[Task description] Where a line holds the string "screenshot", return that line.

++++ Dataset

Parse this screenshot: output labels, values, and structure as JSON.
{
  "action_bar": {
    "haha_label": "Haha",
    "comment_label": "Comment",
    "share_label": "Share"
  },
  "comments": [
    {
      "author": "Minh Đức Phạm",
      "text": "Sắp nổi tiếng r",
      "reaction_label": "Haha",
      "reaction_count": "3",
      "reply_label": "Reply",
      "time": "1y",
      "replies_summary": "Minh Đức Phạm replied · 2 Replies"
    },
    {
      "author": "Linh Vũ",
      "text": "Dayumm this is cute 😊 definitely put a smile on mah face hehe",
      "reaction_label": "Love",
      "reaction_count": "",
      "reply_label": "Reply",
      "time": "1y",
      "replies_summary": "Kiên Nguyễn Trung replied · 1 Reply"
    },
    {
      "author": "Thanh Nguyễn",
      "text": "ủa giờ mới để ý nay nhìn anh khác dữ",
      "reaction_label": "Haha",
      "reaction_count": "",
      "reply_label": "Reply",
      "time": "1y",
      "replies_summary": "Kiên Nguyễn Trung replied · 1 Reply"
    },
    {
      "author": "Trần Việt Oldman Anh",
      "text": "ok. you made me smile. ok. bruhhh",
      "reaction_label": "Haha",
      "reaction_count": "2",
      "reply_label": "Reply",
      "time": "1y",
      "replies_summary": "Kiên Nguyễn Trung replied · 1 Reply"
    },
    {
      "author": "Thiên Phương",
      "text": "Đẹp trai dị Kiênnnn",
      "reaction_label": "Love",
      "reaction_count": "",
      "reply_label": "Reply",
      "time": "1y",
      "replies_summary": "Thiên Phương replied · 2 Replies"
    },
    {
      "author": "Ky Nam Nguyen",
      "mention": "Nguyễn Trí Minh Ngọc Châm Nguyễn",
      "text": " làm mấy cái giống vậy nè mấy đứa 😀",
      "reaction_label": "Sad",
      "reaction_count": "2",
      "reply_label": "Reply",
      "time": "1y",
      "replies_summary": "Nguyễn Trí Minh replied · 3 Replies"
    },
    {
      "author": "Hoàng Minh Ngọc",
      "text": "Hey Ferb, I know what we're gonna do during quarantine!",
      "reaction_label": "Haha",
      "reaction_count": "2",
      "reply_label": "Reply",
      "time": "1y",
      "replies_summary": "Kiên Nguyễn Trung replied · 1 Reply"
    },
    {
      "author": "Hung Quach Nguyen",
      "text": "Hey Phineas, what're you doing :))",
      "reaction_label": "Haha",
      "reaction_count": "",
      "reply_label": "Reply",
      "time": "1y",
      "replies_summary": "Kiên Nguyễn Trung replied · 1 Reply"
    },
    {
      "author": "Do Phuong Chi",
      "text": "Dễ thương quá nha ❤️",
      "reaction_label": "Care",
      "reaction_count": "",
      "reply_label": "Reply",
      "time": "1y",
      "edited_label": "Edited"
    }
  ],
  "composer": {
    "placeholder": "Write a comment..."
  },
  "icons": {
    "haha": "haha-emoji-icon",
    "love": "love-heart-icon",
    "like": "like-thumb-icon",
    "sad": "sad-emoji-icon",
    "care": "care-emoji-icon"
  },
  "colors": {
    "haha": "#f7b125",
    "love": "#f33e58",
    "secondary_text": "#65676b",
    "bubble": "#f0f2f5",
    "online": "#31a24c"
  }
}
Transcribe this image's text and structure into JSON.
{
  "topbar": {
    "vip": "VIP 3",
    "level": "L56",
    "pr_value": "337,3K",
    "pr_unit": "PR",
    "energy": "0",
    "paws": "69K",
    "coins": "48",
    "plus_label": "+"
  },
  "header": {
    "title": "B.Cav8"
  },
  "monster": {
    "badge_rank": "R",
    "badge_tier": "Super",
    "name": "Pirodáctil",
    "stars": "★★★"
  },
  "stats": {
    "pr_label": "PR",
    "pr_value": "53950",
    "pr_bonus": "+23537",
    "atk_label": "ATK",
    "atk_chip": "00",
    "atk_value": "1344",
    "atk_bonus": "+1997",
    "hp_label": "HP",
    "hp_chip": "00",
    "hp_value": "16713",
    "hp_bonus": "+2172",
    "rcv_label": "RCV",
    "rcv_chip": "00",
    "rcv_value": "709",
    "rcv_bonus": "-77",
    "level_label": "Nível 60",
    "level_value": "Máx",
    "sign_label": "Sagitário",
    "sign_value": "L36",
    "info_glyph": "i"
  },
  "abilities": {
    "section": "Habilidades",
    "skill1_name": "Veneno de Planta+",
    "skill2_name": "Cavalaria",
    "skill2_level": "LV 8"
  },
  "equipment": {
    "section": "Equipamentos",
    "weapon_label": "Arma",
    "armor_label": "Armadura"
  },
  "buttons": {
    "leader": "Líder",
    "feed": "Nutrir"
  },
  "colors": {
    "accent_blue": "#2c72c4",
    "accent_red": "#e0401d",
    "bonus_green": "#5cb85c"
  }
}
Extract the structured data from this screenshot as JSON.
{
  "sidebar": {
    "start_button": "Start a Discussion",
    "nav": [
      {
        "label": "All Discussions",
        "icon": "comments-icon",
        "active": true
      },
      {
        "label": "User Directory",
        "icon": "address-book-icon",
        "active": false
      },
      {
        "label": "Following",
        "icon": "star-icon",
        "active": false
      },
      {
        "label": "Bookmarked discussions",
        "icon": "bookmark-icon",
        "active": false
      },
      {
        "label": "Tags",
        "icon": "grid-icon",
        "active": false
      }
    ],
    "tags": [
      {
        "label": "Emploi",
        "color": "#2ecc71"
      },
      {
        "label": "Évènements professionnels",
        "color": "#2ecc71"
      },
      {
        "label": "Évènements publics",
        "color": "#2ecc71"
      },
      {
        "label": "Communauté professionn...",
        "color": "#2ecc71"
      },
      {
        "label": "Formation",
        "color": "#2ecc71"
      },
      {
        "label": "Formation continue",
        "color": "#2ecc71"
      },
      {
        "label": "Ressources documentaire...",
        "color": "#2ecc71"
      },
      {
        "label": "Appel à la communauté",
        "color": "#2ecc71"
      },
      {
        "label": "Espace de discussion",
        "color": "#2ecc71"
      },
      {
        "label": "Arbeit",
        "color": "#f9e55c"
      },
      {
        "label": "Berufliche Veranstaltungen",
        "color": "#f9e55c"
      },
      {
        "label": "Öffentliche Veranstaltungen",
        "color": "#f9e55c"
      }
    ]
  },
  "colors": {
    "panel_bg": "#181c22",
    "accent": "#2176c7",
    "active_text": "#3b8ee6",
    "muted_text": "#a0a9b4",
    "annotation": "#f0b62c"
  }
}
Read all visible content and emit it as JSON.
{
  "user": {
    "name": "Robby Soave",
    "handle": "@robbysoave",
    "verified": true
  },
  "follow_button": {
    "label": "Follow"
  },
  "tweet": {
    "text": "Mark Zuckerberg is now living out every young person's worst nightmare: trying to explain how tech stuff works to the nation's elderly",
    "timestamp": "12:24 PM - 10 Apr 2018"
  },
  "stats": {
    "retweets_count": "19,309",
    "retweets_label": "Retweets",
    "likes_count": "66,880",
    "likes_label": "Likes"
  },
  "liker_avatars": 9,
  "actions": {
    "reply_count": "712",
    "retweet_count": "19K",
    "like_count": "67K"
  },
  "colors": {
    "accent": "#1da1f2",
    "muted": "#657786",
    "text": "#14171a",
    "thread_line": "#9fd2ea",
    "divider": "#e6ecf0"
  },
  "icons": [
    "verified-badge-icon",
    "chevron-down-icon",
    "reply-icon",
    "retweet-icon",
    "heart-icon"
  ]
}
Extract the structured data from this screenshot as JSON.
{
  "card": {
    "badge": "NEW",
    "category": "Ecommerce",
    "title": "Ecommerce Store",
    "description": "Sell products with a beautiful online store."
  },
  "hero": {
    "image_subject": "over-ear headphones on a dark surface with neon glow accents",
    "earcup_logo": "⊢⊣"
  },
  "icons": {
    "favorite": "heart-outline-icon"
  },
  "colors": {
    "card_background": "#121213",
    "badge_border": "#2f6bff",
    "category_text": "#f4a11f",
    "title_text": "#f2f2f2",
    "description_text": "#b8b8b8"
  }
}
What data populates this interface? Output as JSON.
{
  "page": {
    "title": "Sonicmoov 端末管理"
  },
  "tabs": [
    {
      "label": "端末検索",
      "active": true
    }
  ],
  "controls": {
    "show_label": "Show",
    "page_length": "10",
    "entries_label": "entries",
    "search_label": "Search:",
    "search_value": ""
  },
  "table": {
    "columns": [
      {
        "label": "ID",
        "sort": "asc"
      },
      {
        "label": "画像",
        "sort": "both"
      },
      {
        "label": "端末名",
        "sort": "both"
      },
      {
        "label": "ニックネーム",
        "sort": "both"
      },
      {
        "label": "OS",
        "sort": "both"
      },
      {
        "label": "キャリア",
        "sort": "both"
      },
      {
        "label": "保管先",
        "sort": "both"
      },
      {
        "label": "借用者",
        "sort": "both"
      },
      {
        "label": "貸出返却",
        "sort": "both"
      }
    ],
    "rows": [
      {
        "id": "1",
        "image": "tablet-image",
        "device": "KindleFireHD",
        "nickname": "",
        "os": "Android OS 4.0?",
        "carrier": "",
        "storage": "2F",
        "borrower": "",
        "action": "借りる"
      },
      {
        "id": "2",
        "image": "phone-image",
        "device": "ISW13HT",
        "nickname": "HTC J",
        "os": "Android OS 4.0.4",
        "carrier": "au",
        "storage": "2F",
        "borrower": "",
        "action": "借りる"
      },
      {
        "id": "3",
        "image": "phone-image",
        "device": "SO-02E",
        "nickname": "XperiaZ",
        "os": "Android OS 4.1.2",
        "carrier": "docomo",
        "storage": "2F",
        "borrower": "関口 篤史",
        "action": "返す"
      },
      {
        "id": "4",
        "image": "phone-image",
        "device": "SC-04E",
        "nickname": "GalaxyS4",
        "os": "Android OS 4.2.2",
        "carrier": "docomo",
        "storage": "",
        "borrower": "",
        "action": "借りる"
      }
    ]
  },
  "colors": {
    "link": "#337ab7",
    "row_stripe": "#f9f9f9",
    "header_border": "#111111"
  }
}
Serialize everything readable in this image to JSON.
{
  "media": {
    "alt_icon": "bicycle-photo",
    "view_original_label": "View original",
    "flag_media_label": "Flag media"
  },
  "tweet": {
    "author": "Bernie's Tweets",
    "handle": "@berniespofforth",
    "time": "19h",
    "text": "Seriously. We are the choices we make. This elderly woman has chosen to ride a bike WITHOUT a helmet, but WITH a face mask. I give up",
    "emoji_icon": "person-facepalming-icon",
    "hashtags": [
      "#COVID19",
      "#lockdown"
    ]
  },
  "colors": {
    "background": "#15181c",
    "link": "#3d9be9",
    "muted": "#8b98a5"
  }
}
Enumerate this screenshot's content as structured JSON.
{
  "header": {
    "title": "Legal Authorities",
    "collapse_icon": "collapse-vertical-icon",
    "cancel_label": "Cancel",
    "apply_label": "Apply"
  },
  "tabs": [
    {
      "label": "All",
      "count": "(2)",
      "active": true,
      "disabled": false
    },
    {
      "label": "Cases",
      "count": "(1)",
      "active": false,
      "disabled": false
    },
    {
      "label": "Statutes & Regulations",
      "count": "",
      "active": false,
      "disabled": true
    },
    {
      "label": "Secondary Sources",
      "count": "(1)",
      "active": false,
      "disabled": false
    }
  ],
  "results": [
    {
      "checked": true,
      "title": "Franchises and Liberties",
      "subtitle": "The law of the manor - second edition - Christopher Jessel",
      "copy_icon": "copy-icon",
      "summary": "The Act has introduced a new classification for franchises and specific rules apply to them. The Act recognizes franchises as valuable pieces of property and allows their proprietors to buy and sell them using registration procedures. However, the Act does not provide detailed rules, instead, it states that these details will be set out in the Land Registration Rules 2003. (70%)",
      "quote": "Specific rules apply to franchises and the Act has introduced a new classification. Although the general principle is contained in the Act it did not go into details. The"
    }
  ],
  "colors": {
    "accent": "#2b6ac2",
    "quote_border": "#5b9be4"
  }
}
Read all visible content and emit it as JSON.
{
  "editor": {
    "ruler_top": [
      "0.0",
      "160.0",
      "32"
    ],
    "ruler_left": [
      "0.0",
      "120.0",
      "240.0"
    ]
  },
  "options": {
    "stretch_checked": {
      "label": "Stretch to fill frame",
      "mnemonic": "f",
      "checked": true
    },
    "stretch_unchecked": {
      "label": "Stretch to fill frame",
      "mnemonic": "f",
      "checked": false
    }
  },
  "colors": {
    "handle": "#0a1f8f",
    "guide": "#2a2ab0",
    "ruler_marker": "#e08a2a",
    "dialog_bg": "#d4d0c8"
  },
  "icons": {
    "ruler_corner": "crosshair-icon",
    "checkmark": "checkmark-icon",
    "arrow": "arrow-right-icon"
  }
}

++++++++

[Problem solution]
Parse this screenshot: output labels, values, and structure as JSON.
Extract the structured data from this screenshot as JSON.
Extract the structured data from this screenshot as JSON.
Enumerate this screenshot's content as structured JSON.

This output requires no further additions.